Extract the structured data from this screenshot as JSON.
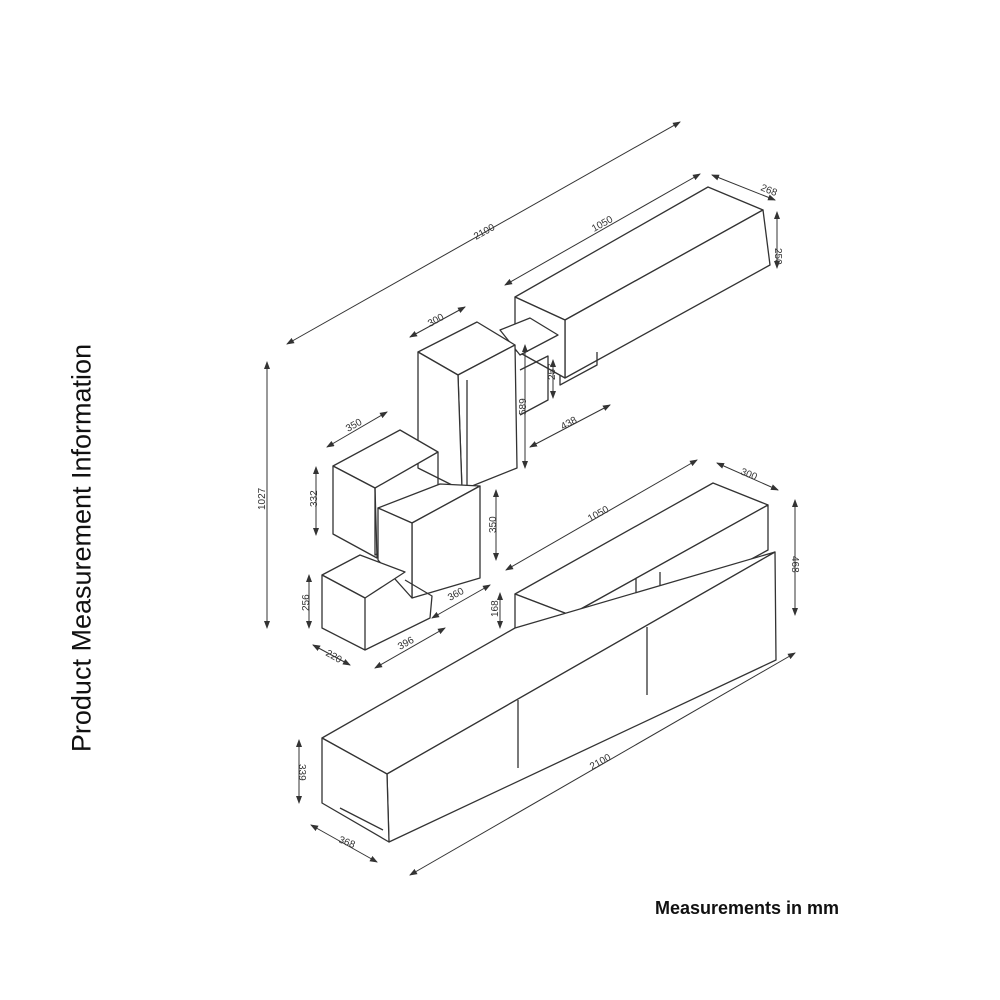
{
  "title": "Product Measurement Information",
  "units_note": "Measurements in mm",
  "dimensions": {
    "overall_width_top": "2100",
    "wall_cabinet_width": "1050",
    "wall_cabinet_depth": "268",
    "wall_cabinet_height": "250",
    "tall_box_depth": "300",
    "tall_box_height": "589",
    "gap_height": "257",
    "shelf_width": "438",
    "mid_box_depth": "350",
    "mid_box_height": "332",
    "cube_height": "350",
    "small_box_height": "256",
    "small_box_depth": "220",
    "small_box_width": "396",
    "lower_shelf_width": "360",
    "overall_height": "1027",
    "tv_shelf_width": "1050",
    "tv_shelf_depth": "300",
    "tv_shelf_total_height": "468",
    "tv_shelf_height": "168",
    "tv_unit_height": "339",
    "tv_unit_depth": "368",
    "tv_unit_width": "2100"
  }
}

→ **INSTRUCTIONS TO FOLLOW**
All records should be output exactly, with the pictures left out.

→ **EXERCISE OUTPUT**
Extract the structured data from this screenshot as JSON.
{
  "title": "Product Measurement Information",
  "units_note": "Measurements in mm",
  "dimensions": {
    "overall_width_top": "2100",
    "wall_cabinet_width": "1050",
    "wall_cabinet_depth": "268",
    "wall_cabinet_height": "250",
    "tall_box_depth": "300",
    "tall_box_height": "589",
    "gap_height": "257",
    "shelf_width": "438",
    "mid_box_depth": "350",
    "mid_box_height": "332",
    "cube_height": "350",
    "small_box_height": "256",
    "small_box_depth": "220",
    "small_box_width": "396",
    "lower_shelf_width": "360",
    "overall_height": "1027",
    "tv_shelf_width": "1050",
    "tv_shelf_depth": "300",
    "tv_shelf_total_height": "468",
    "tv_shelf_height": "168",
    "tv_unit_height": "339",
    "tv_unit_depth": "368",
    "tv_unit_width": "2100"
  }
}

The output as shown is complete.